* **Exercise**: Copy the line with "Type out the text in this image." and all lines following it through the last line of the entries, exactly as written.

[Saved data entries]
──────────────────────────────

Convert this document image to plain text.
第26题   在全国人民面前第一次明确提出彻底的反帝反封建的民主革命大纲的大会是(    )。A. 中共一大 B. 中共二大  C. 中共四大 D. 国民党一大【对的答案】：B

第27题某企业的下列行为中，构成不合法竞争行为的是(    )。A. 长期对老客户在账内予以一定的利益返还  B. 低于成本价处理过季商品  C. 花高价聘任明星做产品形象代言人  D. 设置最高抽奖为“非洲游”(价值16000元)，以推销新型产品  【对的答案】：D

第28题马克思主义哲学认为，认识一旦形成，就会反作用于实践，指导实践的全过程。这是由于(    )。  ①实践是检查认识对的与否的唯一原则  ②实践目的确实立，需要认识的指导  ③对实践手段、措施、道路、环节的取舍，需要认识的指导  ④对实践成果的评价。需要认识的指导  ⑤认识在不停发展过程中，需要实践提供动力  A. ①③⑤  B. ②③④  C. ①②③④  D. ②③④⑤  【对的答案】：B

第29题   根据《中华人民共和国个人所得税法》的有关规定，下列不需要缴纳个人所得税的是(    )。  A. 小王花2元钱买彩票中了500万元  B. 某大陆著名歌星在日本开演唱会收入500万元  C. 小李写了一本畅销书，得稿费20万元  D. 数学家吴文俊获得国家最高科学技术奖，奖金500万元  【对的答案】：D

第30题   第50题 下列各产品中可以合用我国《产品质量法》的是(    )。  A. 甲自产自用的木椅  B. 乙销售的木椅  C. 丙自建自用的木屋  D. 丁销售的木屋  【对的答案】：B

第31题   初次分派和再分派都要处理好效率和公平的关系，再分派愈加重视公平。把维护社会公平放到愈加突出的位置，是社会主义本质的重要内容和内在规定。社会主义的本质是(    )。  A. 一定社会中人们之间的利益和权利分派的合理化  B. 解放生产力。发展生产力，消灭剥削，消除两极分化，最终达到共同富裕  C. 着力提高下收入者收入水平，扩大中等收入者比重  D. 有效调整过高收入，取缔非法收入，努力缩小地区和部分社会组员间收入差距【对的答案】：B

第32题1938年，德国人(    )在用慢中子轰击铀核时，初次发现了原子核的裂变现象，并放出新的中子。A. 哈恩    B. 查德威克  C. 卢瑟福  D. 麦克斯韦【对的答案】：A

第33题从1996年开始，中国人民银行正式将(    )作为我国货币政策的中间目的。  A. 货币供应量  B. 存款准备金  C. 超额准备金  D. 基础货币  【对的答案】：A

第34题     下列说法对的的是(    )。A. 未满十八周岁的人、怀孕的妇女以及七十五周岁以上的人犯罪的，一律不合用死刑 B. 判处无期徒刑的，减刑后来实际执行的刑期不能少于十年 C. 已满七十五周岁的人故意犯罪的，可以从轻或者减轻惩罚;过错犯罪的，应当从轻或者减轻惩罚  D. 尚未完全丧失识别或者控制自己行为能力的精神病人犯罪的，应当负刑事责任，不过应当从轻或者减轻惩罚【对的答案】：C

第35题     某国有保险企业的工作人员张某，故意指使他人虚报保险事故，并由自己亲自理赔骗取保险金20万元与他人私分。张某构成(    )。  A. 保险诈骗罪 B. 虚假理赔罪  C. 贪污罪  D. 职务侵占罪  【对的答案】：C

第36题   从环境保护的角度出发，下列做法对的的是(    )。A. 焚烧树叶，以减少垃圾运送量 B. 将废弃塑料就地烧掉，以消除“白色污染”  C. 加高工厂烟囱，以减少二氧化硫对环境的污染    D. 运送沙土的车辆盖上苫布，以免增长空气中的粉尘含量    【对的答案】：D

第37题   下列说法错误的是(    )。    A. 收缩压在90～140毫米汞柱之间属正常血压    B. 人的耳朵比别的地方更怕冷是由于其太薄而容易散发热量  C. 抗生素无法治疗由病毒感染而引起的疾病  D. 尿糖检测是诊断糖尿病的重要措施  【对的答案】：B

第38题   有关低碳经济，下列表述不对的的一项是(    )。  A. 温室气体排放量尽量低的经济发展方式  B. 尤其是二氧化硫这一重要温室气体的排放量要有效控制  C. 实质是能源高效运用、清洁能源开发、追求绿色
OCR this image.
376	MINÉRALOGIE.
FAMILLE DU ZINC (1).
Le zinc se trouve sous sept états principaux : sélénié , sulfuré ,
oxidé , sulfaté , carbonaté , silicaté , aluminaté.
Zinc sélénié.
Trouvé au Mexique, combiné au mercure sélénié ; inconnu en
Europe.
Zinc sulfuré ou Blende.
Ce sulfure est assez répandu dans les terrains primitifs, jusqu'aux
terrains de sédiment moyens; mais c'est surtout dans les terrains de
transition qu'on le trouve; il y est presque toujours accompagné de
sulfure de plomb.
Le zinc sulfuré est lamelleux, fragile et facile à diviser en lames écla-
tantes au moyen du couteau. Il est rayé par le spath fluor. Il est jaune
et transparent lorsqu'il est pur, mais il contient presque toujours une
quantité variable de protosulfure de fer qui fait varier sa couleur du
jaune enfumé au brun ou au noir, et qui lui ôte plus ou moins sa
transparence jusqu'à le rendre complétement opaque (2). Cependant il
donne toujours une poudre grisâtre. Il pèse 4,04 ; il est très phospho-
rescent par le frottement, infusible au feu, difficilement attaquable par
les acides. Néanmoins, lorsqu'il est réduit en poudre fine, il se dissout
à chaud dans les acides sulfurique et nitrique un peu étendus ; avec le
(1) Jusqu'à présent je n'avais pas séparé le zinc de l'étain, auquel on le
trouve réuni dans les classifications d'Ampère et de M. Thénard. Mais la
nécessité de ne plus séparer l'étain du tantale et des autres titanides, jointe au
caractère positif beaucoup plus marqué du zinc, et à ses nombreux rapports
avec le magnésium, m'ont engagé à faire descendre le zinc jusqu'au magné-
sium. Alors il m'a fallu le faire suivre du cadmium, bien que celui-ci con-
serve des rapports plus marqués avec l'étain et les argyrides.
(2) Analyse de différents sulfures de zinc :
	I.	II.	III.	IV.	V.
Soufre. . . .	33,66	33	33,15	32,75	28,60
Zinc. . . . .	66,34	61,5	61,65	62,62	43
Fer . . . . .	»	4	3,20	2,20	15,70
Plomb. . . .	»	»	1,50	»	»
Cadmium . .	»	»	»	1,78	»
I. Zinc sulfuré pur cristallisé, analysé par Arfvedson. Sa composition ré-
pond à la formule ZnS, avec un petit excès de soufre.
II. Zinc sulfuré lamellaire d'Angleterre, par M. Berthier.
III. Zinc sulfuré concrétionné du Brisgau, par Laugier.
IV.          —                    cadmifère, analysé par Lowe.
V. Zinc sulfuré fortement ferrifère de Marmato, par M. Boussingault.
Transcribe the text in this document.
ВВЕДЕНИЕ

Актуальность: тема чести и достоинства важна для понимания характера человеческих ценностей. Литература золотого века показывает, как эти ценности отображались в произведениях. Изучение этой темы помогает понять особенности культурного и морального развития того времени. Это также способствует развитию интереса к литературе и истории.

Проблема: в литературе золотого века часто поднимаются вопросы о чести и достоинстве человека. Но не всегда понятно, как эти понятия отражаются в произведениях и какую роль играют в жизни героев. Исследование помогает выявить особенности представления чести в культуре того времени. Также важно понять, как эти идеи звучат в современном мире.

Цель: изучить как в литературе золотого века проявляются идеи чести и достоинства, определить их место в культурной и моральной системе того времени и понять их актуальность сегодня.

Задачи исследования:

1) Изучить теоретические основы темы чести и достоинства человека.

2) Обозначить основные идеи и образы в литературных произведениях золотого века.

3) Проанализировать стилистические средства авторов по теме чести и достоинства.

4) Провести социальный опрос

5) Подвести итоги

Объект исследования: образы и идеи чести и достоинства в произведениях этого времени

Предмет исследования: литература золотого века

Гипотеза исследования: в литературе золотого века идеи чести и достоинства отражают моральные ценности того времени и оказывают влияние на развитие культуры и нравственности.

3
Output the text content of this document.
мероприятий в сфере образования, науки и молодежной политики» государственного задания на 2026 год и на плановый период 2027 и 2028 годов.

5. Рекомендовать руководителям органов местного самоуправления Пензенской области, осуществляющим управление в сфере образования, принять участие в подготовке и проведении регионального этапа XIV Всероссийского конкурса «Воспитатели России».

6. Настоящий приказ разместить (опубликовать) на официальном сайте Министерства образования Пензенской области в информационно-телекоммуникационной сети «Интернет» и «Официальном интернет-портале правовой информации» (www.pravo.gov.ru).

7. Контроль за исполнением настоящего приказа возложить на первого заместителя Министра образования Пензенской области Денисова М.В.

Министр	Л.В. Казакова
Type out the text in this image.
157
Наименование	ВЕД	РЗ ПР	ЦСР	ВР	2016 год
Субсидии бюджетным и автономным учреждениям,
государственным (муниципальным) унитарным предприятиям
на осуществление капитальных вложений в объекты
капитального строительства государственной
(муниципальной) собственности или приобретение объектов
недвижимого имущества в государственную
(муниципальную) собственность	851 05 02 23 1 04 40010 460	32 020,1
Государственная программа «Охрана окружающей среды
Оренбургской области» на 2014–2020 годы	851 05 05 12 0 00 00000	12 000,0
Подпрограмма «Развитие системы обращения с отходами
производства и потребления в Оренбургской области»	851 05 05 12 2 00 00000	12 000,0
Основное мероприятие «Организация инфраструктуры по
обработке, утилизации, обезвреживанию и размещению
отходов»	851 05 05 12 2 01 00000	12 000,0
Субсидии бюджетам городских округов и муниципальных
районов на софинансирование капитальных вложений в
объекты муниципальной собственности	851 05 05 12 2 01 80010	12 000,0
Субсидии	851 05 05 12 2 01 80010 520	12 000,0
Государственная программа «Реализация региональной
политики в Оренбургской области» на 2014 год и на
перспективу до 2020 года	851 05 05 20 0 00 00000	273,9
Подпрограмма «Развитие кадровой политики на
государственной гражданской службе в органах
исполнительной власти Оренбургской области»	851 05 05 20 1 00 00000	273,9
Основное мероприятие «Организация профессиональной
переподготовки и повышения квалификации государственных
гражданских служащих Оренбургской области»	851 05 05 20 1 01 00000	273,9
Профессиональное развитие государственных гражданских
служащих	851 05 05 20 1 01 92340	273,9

──────────────────────────────

* **Answer to the exercise**:
Type out the text in this image.
157
Наименование	ВЕД	РЗ ПР	ЦСР	ВР	2016 год
Субсидии бюджетным и автономным учреждениям,
государственным (муниципальным) унитарным предприятиям
на осуществление капитальных вложений в объекты
капитального строительства государственной
(муниципальной) собственности или приобретение объектов
недвижимого имущества в государственную
(муниципальную) собственность	851 05 02 23 1 04 40010 460	32 020,1
Государственная программа «Охрана окружающей среды
Оренбургской области» на 2014–2020 годы	851 05 05 12 0 00 00000	12 000,0
Подпрограмма «Развитие системы обращения с отходами
производства и потребления в Оренбургской области»	851 05 05 12 2 00 00000	12 000,0
Основное мероприятие «Организация инфраструктуры по
обработке, утилизации, обезвреживанию и размещению
отходов»	851 05 05 12 2 01 00000	12 000,0
Субсидии бюджетам городских округов и муниципальных
районов на софинансирование капитальных вложений в
объекты муниципальной собственности	851 05 05 12 2 01 80010	12 000,0
Субсидии	851 05 05 12 2 01 80010 520	12 000,0
Государственная программа «Реализация региональной
политики в Оренбургской области» на 2014 год и на
перспективу до 2020 года	851 05 05 20 0 00 00000	273,9
Подпрограмма «Развитие кадровой политики на
государственной гражданской службе в органах
исполнительной власти Оренбургской области»	851 05 05 20 1 00 00000	273,9
Основное мероприятие «Организация профессиональной
переподготовки и повышения квалификации государственных
гражданских служащих Оренбургской области»	851 05 05 20 1 01 00000	273,9
Профессиональное развитие государственных гражданских
служащих	851 05 05 20 1 01 92340	273,9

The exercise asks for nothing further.